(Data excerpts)
··········

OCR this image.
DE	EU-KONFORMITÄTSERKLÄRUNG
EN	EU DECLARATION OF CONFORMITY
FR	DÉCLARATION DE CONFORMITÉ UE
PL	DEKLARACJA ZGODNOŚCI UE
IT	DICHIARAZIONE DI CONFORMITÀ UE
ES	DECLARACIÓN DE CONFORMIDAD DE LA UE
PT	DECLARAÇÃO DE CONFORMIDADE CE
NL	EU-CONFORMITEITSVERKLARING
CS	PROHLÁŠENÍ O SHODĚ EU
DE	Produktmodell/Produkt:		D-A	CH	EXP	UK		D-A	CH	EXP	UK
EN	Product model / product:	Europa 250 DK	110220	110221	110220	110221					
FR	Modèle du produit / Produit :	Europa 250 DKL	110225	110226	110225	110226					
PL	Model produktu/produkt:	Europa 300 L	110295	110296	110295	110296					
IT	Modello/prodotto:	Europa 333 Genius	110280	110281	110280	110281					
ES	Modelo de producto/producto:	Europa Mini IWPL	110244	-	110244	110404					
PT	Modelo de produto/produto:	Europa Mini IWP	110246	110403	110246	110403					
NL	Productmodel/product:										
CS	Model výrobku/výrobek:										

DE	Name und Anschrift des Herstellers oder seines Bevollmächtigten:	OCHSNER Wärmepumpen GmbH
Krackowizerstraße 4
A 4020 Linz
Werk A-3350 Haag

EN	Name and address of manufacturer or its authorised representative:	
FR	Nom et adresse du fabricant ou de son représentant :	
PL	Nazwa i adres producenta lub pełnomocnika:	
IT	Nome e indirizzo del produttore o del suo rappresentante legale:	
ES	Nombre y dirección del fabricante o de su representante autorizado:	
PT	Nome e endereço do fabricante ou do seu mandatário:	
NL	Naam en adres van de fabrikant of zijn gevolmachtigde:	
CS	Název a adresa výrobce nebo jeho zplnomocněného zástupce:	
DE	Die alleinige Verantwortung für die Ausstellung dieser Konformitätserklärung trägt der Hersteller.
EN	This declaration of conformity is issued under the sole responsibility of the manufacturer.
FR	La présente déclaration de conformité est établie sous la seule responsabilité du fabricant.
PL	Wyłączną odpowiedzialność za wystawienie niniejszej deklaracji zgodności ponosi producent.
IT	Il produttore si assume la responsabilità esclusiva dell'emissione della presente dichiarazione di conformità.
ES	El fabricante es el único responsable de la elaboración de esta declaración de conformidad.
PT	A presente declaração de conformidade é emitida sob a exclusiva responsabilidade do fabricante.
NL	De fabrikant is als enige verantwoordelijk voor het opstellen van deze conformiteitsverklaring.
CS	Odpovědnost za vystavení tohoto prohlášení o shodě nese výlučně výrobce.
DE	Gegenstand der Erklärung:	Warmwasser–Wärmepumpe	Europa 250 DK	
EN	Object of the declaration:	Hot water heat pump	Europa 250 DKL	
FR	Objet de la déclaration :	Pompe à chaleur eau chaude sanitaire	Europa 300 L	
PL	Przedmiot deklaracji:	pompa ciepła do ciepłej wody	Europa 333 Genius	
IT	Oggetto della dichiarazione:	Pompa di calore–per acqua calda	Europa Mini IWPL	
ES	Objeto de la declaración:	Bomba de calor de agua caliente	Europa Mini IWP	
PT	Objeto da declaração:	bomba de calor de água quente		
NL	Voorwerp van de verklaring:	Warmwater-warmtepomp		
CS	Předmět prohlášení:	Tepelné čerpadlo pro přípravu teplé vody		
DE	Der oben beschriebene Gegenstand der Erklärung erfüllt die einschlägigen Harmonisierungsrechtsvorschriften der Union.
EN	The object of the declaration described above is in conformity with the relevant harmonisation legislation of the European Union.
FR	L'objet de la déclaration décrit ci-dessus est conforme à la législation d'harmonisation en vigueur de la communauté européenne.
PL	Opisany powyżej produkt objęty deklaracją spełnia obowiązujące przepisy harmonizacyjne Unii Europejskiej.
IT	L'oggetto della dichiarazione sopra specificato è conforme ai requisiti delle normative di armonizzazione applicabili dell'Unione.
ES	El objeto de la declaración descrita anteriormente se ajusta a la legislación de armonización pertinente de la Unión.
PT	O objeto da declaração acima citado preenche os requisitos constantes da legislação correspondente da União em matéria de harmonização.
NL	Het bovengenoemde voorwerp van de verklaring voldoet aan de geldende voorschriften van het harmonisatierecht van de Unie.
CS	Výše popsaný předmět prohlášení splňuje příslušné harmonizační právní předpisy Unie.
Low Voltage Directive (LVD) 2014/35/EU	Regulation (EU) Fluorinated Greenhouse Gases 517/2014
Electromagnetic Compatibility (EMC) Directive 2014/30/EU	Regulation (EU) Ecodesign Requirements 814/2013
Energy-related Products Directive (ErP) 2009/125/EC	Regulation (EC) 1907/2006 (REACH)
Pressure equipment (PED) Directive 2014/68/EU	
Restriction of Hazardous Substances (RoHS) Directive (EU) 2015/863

··········

_Direction_. Return the entries in full, keeping every line exactly as it is.

_Written solution_.
OCR this image.
DE	EU-KONFORMITÄTSERKLÄRUNG
EN	EU DECLARATION OF CONFORMITY
FR	DÉCLARATION DE CONFORMITÉ UE
PL	DEKLARACJA ZGODNOŚCI UE
IT	DICHIARAZIONE DI CONFORMITÀ UE
ES	DECLARACIÓN DE CONFORMIDAD DE LA UE
PT	DECLARAÇÃO DE CONFORMIDADE CE
NL	EU-CONFORMITEITSVERKLARING
CS	PROHLÁŠENÍ O SHODĚ EU
DE	Produktmodell/Produkt:		D-A	CH	EXP	UK		D-A	CH	EXP	UK
EN	Product model / product:	Europa 250 DK	110220	110221	110220	110221					
FR	Modèle du produit / Produit :	Europa 250 DKL	110225	110226	110225	110226					
PL	Model produktu/produkt:	Europa 300 L	110295	110296	110295	110296					
IT	Modello/prodotto:	Europa 333 Genius	110280	110281	110280	110281					
ES	Modelo de producto/producto:	Europa Mini IWPL	110244	-	110244	110404					
PT	Modelo de produto/produto:	Europa Mini IWP	110246	110403	110246	110403					
NL	Productmodel/product:										
CS	Model výrobku/výrobek:										

DE	Name und Anschrift des Herstellers oder seines Bevollmächtigten:	OCHSNER Wärmepumpen GmbH
Krackowizerstraße 4
A 4020 Linz
Werk A-3350 Haag

EN	Name and address of manufacturer or its authorised representative:	
FR	Nom et adresse du fabricant ou de son représentant :	
PL	Nazwa i adres producenta lub pełnomocnika:	
IT	Nome e indirizzo del produttore o del suo rappresentante legale:	
ES	Nombre y dirección del fabricante o de su representante autorizado:	
PT	Nome e endereço do fabricante ou do seu mandatário:	
NL	Naam en adres van de fabrikant of zijn gevolmachtigde:	
CS	Název a adresa výrobce nebo jeho zplnomocněného zástupce:	
DE	Die alleinige Verantwortung für die Ausstellung dieser Konformitätserklärung trägt der Hersteller.
EN	This declaration of conformity is issued under the sole responsibility of the manufacturer.
FR	La présente déclaration de conformité est établie sous la seule responsabilité du fabricant.
PL	Wyłączną odpowiedzialność za wystawienie niniejszej deklaracji zgodności ponosi producent.
IT	Il produttore si assume la responsabilità esclusiva dell'emissione della presente dichiarazione di conformità.
ES	El fabricante es el único responsable de la elaboración de esta declaración de conformidad.
PT	A presente declaração de conformidade é emitida sob a exclusiva responsabilidade do fabricante.
NL	De fabrikant is als enige verantwoordelijk voor het opstellen van deze conformiteitsverklaring.
CS	Odpovědnost za vystavení tohoto prohlášení o shodě nese výlučně výrobce.
DE	Gegenstand der Erklärung:	Warmwasser–Wärmepumpe	Europa 250 DK	
EN	Object of the declaration:	Hot water heat pump	Europa 250 DKL	
FR	Objet de la déclaration :	Pompe à chaleur eau chaude sanitaire	Europa 300 L	
PL	Przedmiot deklaracji:	pompa ciepła do ciepłej wody	Europa 333 Genius	
IT	Oggetto della dichiarazione:	Pompa di calore–per acqua calda	Europa Mini IWPL	
ES	Objeto de la declaración:	Bomba de calor de agua caliente	Europa Mini IWP	
PT	Objeto da declaração:	bomba de calor de água quente		
NL	Voorwerp van de verklaring:	Warmwater-warmtepomp		
CS	Předmět prohlášení:	Tepelné čerpadlo pro přípravu teplé vody		
DE	Der oben beschriebene Gegenstand der Erklärung erfüllt die einschlägigen Harmonisierungsrechtsvorschriften der Union.
EN	The object of the declaration described above is in conformity with the relevant harmonisation legislation of the European Union.
FR	L'objet de la déclaration décrit ci-dessus est conforme à la législation d'harmonisation en vigueur de la communauté européenne.
PL	Opisany powyżej produkt objęty deklaracją spełnia obowiązujące przepisy harmonizacyjne Unii Europejskiej.
IT	L'oggetto della dichiarazione sopra specificato è conforme ai requisiti delle normative di armonizzazione applicabili dell'Unione.
ES	El objeto de la declaración descrita anteriormente se ajusta a la legislación de armonización pertinente de la Unión.
PT	O objeto da declaração acima citado preenche os requisitos constantes da legislação correspondente da União em matéria de harmonização.
NL	Het bovengenoemde voorwerp van de verklaring voldoet aan de geldende voorschriften van het harmonisatierecht van de Unie.
CS	Výše popsaný předmět prohlášení splňuje příslušné harmonizační právní předpisy Unie.
Low Voltage Directive (LVD) 2014/35/EU	Regulation (EU) Fluorinated Greenhouse Gases 517/2014
Electromagnetic Compatibility (EMC) Directive 2014/30/EU	Regulation (EU) Ecodesign Requirements 814/2013
Energy-related Products Directive (ErP) 2009/125/EC	Regulation (EC) 1907/2006 (REACH)
Pressure equipment (PED) Directive 2014/68/EU	
Restriction of Hazardous Substances (RoHS) Directive (EU) 2015/863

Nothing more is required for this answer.